--- START EXTRACTED RECORDS ---
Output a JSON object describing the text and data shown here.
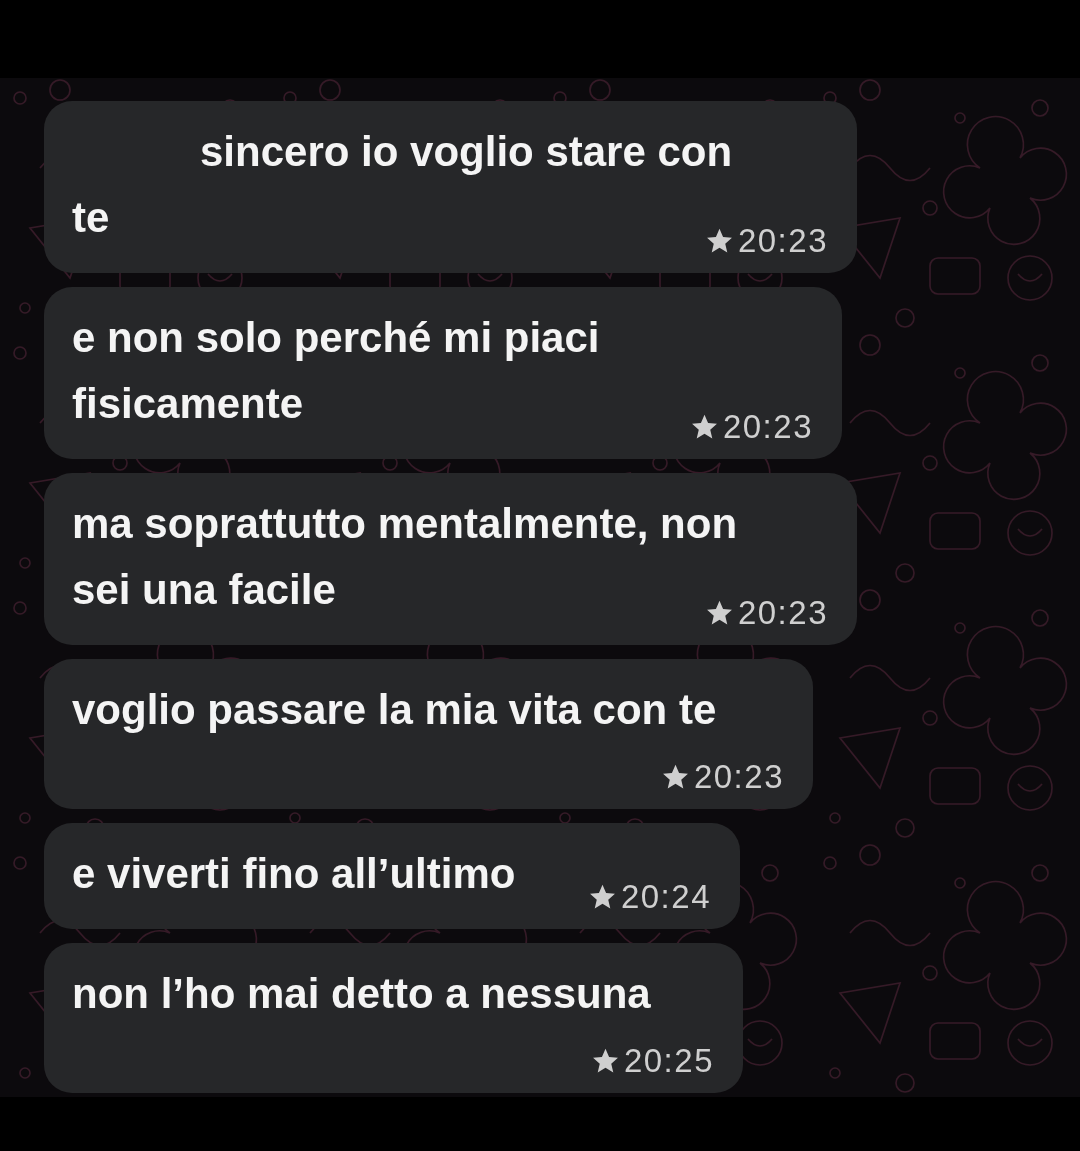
{
  "messages": [
    {
      "kind": "inline",
      "text": "sincero io voglio stare con\nte",
      "first_line_indented": true,
      "starred": true,
      "time": "20:23"
    },
    {
      "kind": "inline",
      "text": "e non solo perché mi piaci\nfisicamente",
      "first_line_indented": false,
      "starred": true,
      "time": "20:23"
    },
    {
      "kind": "inline",
      "text": "ma soprattutto mentalmente, non\nsei una facile",
      "first_line_indented": false,
      "starred": true,
      "time": "20:23"
    },
    {
      "kind": "below",
      "text": "voglio passare la mia vita con te",
      "first_line_indented": false,
      "starred": true,
      "time": "20:23"
    },
    {
      "kind": "inline",
      "text": "e viverti fino all’ultimo",
      "first_line_indented": false,
      "starred": true,
      "time": "20:24"
    },
    {
      "kind": "below",
      "text": "non l’ho mai detto a nessuna",
      "first_line_indented": false,
      "starred": true,
      "time": "20:25"
    }
  ]
}
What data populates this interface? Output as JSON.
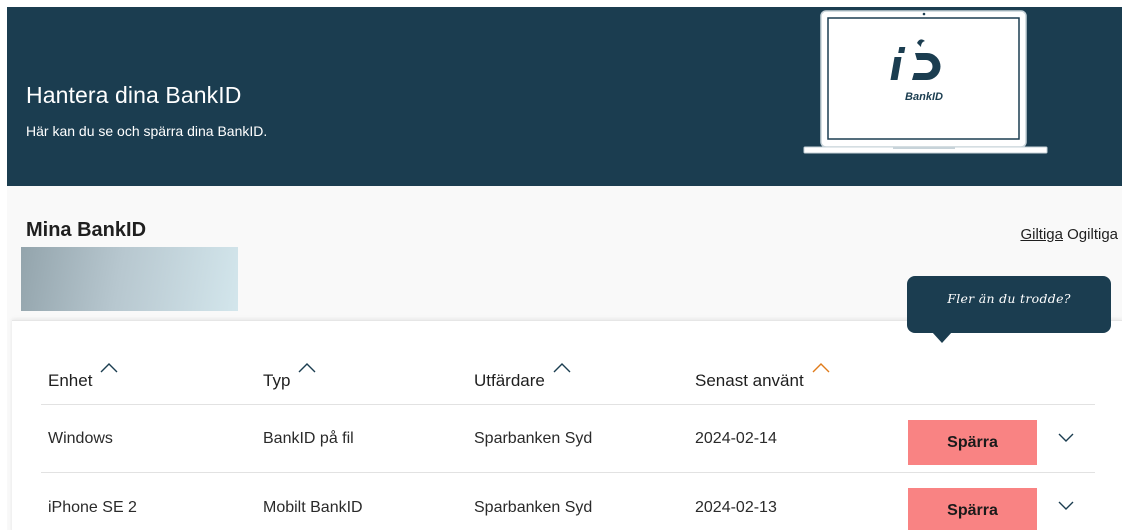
{
  "hero": {
    "title": "Hantera dina BankID",
    "subtitle": "Här kan du se och spärra dina BankID.",
    "logo_text": "BankID"
  },
  "section": {
    "title": "Mina BankID",
    "filters": [
      {
        "label": "Giltiga",
        "active": true
      },
      {
        "label": "Ogiltiga",
        "active": false
      }
    ]
  },
  "tooltip": {
    "text": "Fler än du trodde?"
  },
  "table": {
    "columns": [
      {
        "label": "Enhet",
        "sorted": false
      },
      {
        "label": "Typ",
        "sorted": false
      },
      {
        "label": "Utfärdare",
        "sorted": false
      },
      {
        "label": "Senast använt",
        "sorted": true
      }
    ],
    "rows": [
      {
        "device": "Windows",
        "type": "BankID på fil",
        "issuer": "Sparbanken Syd",
        "last_used": "2024-02-14",
        "action": "Spärra"
      },
      {
        "device": "iPhone SE 2",
        "type": "Mobilt BankID",
        "issuer": "Sparbanken Syd",
        "last_used": "2024-02-13",
        "action": "Spärra"
      }
    ]
  },
  "colors": {
    "brand_dark": "#1b3d50",
    "block_button": "#f98383",
    "sort_active": "#e07b1a",
    "sort_inactive": "#1b3d50"
  },
  "icons": {
    "sort": "chevron-up-icon",
    "expand": "chevron-down-icon",
    "device": "laptop-icon",
    "logo": "bankid-logo-icon"
  }
}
--- END EXTRACTED RECORDS ---
__WHAT IS BEING ASKED__
Repeat the data exactly, excluding the pictures.

__EXERCISE RESULT__
Output a JSON object describing the text and data shown here.
{
  "messages": [
    {
      "kind": "inline",
      "text": "sincero io voglio stare con\nte",
      "first_line_indented": true,
      "starred": true,
      "time": "20:23"
    },
    {
      "kind": "inline",
      "text": "e non solo perché mi piaci\nfisicamente",
      "first_line_indented": false,
      "starred": true,
      "time": "20:23"
    },
    {
      "kind": "inline",
      "text": "ma soprattutto mentalmente, non\nsei una facile",
      "first_line_indented": false,
      "starred": true,
      "time": "20:23"
    },
    {
      "kind": "below",
      "text": "voglio passare la mia vita con te",
      "first_line_indented": false,
      "starred": true,
      "time": "20:23"
    },
    {
      "kind": "inline",
      "text": "e viverti fino all’ultimo",
      "first_line_indented": false,
      "starred": true,
      "time": "20:24"
    },
    {
      "kind": "below",
      "text": "non l’ho mai detto a nessuna",
      "first_line_indented": false,
      "starred": true,
      "time": "20:25"
    }
  ]
}
What data populates this interface? Output as JSON.
{
  "hero": {
    "title": "Hantera dina BankID",
    "subtitle": "Här kan du se och spärra dina BankID.",
    "logo_text": "BankID"
  },
  "section": {
    "title": "Mina BankID",
    "filters": [
      {
        "label": "Giltiga",
        "active": true
      },
      {
        "label": "Ogiltiga",
        "active": false
      }
    ]
  },
  "tooltip": {
    "text": "Fler än du trodde?"
  },
  "table": {
    "columns": [
      {
        "label": "Enhet",
        "sorted": false
      },
      {
        "label": "Typ",
        "sorted": false
      },
      {
        "label": "Utfärdare",
        "sorted": false
      },
      {
        "label": "Senast använt",
        "sorted": true
      }
    ],
    "rows": [
      {
        "device": "Windows",
        "type": "BankID på fil",
        "issuer": "Sparbanken Syd",
        "last_used": "2024-02-14",
        "action": "Spärra"
      },
      {
        "device": "iPhone SE 2",
        "type": "Mobilt BankID",
        "issuer": "Sparbanken Syd",
        "last_used": "2024-02-13",
        "action": "Spärra"
      }
    ]
  },
  "colors": {
    "brand_dark": "#1b3d50",
    "block_button": "#f98383",
    "sort_active": "#e07b1a",
    "sort_inactive": "#1b3d50"
  },
  "icons": {
    "sort": "chevron-up-icon",
    "expand": "chevron-down-icon",
    "device": "laptop-icon",
    "logo": "bankid-logo-icon"
  }
}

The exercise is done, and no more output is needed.